[Lines of data]
⟨

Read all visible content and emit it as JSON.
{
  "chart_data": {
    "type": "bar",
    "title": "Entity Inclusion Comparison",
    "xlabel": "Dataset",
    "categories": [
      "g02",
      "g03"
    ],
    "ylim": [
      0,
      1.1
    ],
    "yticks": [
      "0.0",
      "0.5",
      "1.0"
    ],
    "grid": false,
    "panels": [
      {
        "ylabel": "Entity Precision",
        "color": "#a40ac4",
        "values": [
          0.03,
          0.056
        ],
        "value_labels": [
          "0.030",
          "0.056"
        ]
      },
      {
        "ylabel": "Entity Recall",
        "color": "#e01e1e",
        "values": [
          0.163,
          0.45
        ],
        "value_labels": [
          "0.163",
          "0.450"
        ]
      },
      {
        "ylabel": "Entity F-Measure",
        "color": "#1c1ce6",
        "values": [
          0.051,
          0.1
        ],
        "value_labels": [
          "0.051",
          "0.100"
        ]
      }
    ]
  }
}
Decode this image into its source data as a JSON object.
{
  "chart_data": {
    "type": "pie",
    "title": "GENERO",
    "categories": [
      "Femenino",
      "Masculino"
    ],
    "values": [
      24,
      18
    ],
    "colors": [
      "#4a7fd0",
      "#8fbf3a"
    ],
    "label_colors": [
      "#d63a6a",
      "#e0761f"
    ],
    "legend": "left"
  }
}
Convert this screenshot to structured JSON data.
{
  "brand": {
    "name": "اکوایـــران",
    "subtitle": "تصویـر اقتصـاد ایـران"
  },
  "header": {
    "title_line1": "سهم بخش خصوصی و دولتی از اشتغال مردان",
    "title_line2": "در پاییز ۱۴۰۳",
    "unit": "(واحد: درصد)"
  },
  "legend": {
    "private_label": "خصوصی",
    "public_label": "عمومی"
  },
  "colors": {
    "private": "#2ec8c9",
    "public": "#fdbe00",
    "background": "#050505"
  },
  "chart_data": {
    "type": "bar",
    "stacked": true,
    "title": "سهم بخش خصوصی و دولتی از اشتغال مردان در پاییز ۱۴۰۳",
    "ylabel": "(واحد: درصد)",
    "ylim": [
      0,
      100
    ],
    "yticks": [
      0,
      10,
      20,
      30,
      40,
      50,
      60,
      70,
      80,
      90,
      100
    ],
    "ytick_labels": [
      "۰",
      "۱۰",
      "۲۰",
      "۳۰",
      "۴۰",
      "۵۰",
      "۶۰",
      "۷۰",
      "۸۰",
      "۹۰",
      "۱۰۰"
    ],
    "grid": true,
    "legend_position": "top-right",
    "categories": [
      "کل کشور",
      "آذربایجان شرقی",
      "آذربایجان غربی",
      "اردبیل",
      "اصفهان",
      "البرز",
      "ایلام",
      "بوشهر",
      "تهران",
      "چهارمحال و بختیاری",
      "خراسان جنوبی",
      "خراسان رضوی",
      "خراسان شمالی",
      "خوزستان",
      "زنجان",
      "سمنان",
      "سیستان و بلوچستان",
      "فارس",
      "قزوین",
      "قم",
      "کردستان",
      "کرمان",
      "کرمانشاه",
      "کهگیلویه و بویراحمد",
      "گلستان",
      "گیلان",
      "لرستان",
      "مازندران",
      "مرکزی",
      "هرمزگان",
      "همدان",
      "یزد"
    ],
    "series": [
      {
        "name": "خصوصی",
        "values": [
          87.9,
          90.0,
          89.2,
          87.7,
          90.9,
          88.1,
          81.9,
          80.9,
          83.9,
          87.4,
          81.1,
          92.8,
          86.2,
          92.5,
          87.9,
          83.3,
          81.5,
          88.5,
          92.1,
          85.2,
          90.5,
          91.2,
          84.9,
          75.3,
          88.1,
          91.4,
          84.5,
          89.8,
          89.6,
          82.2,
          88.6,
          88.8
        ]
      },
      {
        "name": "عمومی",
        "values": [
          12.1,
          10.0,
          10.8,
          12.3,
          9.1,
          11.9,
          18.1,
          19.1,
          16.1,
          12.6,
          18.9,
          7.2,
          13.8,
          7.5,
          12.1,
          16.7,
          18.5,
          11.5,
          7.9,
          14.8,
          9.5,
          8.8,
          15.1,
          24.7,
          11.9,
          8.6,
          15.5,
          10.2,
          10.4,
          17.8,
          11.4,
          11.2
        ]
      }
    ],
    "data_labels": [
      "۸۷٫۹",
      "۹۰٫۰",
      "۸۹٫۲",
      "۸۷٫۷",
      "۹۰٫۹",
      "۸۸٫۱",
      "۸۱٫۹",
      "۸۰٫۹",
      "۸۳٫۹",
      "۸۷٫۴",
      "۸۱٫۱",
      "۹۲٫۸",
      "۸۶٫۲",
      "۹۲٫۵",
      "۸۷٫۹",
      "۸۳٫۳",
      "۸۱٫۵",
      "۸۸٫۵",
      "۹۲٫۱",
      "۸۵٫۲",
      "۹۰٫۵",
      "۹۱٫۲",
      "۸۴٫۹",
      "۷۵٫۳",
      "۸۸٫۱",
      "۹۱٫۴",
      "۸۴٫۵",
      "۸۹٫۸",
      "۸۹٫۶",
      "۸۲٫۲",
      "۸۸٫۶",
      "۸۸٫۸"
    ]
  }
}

⟩

» **TASK PROMPT**
Take the lines above and print them exactly.

» **ANSWER BELOW**
Read all visible content and emit it as JSON.
{
  "chart_data": {
    "type": "bar",
    "title": "Entity Inclusion Comparison",
    "xlabel": "Dataset",
    "categories": [
      "g02",
      "g03"
    ],
    "ylim": [
      0,
      1.1
    ],
    "yticks": [
      "0.0",
      "0.5",
      "1.0"
    ],
    "grid": false,
    "panels": [
      {
        "ylabel": "Entity Precision",
        "color": "#a40ac4",
        "values": [
          0.03,
          0.056
        ],
        "value_labels": [
          "0.030",
          "0.056"
        ]
      },
      {
        "ylabel": "Entity Recall",
        "color": "#e01e1e",
        "values": [
          0.163,
          0.45
        ],
        "value_labels": [
          "0.163",
          "0.450"
        ]
      },
      {
        "ylabel": "Entity F-Measure",
        "color": "#1c1ce6",
        "values": [
          0.051,
          0.1
        ],
        "value_labels": [
          "0.051",
          "0.100"
        ]
      }
    ]
  }
}
Decode this image into its source data as a JSON object.
{
  "chart_data": {
    "type": "pie",
    "title": "GENERO",
    "categories": [
      "Femenino",
      "Masculino"
    ],
    "values": [
      24,
      18
    ],
    "colors": [
      "#4a7fd0",
      "#8fbf3a"
    ],
    "label_colors": [
      "#d63a6a",
      "#e0761f"
    ],
    "legend": "left"
  }
}
Convert this screenshot to structured JSON data.
{
  "brand": {
    "name": "اکوایـــران",
    "subtitle": "تصویـر اقتصـاد ایـران"
  },
  "header": {
    "title_line1": "سهم بخش خصوصی و دولتی از اشتغال مردان",
    "title_line2": "در پاییز ۱۴۰۳",
    "unit": "(واحد: درصد)"
  },
  "legend": {
    "private_label": "خصوصی",
    "public_label": "عمومی"
  },
  "colors": {
    "private": "#2ec8c9",
    "public": "#fdbe00",
    "background": "#050505"
  },
  "chart_data": {
    "type": "bar",
    "stacked": true,
    "title": "سهم بخش خصوصی و دولتی از اشتغال مردان در پاییز ۱۴۰۳",
    "ylabel": "(واحد: درصد)",
    "ylim": [
      0,
      100
    ],
    "yticks": [
      0,
      10,
      20,
      30,
      40,
      50,
      60,
      70,
      80,
      90,
      100
    ],
    "ytick_labels": [
      "۰",
      "۱۰",
      "۲۰",
      "۳۰",
      "۴۰",
      "۵۰",
      "۶۰",
      "۷۰",
      "۸۰",
      "۹۰",
      "۱۰۰"
    ],
    "grid": true,
    "legend_position": "top-right",
    "categories": [
      "کل کشور",
      "آذربایجان شرقی",
      "آذربایجان غربی",
      "اردبیل",
      "اصفهان",
      "البرز",
      "ایلام",
      "بوشهر",
      "تهران",
      "چهارمحال و بختیاری",
      "خراسان جنوبی",
      "خراسان رضوی",
      "خراسان شمالی",
      "خوزستان",
      "زنجان",
      "سمنان",
      "سیستان و بلوچستان",
      "فارس",
      "قزوین",
      "قم",
      "کردستان",
      "کرمان",
      "کرمانشاه",
      "کهگیلویه و بویراحمد",
      "گلستان",
      "گیلان",
      "لرستان",
      "مازندران",
      "مرکزی",
      "هرمزگان",
      "همدان",
      "یزد"
    ],
    "series": [
      {
        "name": "خصوصی",
        "values": [
          87.9,
          90.0,
          89.2,
          87.7,
          90.9,
          88.1,
          81.9,
          80.9,
          83.9,
          87.4,
          81.1,
          92.8,
          86.2,
          92.5,
          87.9,
          83.3,
          81.5,
          88.5,
          92.1,
          85.2,
          90.5,
          91.2,
          84.9,
          75.3,
          88.1,
          91.4,
          84.5,
          89.8,
          89.6,
          82.2,
          88.6,
          88.8
        ]
      },
      {
        "name": "عمومی",
        "values": [
          12.1,
          10.0,
          10.8,
          12.3,
          9.1,
          11.9,
          18.1,
          19.1,
          16.1,
          12.6,
          18.9,
          7.2,
          13.8,
          7.5,
          12.1,
          16.7,
          18.5,
          11.5,
          7.9,
          14.8,
          9.5,
          8.8,
          15.1,
          24.7,
          11.9,
          8.6,
          15.5,
          10.2,
          10.4,
          17.8,
          11.4,
          11.2
        ]
      }
    ],
    "data_labels": [
      "۸۷٫۹",
      "۹۰٫۰",
      "۸۹٫۲",
      "۸۷٫۷",
      "۹۰٫۹",
      "۸۸٫۱",
      "۸۱٫۹",
      "۸۰٫۹",
      "۸۳٫۹",
      "۸۷٫۴",
      "۸۱٫۱",
      "۹۲٫۸",
      "۸۶٫۲",
      "۹۲٫۵",
      "۸۷٫۹",
      "۸۳٫۳",
      "۸۱٫۵",
      "۸۸٫۵",
      "۹۲٫۱",
      "۸۵٫۲",
      "۹۰٫۵",
      "۹۱٫۲",
      "۸۴٫۹",
      "۷۵٫۳",
      "۸۸٫۱",
      "۹۱٫۴",
      "۸۴٫۵",
      "۸۹٫۸",
      "۸۹٫۶",
      "۸۲٫۲",
      "۸۸٫۶",
      "۸۸٫۸"
    ]
  }
}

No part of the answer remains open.